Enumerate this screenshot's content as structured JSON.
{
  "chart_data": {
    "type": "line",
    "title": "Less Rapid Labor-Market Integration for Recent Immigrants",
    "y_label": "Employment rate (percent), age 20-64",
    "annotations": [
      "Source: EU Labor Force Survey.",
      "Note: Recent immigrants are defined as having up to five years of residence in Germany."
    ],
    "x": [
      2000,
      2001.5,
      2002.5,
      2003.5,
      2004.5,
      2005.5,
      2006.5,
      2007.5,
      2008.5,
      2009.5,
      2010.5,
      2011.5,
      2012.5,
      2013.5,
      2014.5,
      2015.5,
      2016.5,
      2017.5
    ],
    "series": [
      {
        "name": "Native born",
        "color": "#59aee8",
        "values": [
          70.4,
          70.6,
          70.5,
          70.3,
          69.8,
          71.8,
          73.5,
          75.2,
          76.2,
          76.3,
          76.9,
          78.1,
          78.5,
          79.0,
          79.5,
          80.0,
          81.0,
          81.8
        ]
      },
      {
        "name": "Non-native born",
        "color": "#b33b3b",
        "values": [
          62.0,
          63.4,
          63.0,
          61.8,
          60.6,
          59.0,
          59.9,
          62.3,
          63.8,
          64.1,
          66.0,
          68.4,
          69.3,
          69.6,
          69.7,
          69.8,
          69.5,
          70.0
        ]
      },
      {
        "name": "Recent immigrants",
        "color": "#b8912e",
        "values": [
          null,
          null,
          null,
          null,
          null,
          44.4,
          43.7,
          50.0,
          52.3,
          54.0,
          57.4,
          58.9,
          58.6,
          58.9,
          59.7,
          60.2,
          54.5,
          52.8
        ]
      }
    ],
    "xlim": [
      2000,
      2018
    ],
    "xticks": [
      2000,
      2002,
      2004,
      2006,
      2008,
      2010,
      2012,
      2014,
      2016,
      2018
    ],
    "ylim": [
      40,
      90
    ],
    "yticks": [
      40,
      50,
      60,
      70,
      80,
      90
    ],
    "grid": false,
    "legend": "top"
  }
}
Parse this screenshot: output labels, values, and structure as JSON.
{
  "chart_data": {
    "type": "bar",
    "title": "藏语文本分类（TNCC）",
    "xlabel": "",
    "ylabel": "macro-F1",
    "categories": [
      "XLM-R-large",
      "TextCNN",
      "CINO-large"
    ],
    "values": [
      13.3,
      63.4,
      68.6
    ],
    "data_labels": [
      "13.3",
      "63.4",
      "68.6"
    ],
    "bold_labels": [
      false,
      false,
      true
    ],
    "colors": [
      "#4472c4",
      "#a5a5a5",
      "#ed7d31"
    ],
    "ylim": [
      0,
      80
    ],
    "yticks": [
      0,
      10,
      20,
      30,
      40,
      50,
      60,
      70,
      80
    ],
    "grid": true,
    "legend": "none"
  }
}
━━━━
WHAT THIS TASK INVOLVES =>
The required output is the exact sequence of lines from the one containing "Parse this screenshot: output" through the end of the listing, both endpoints included.

THE COMPLETED TASK =>
Parse this screenshot: output labels, values, and structure as JSON.
{
  "chart_data": {
    "type": "bar",
    "title": "藏语文本分类（TNCC）",
    "xlabel": "",
    "ylabel": "macro-F1",
    "categories": [
      "XLM-R-large",
      "TextCNN",
      "CINO-large"
    ],
    "values": [
      13.3,
      63.4,
      68.6
    ],
    "data_labels": [
      "13.3",
      "63.4",
      "68.6"
    ],
    "bold_labels": [
      false,
      false,
      true
    ],
    "colors": [
      "#4472c4",
      "#a5a5a5",
      "#ed7d31"
    ],
    "ylim": [
      0,
      80
    ],
    "yticks": [
      0,
      10,
      20,
      30,
      40,
      50,
      60,
      70,
      80
    ],
    "grid": true,
    "legend": "none"
  }
}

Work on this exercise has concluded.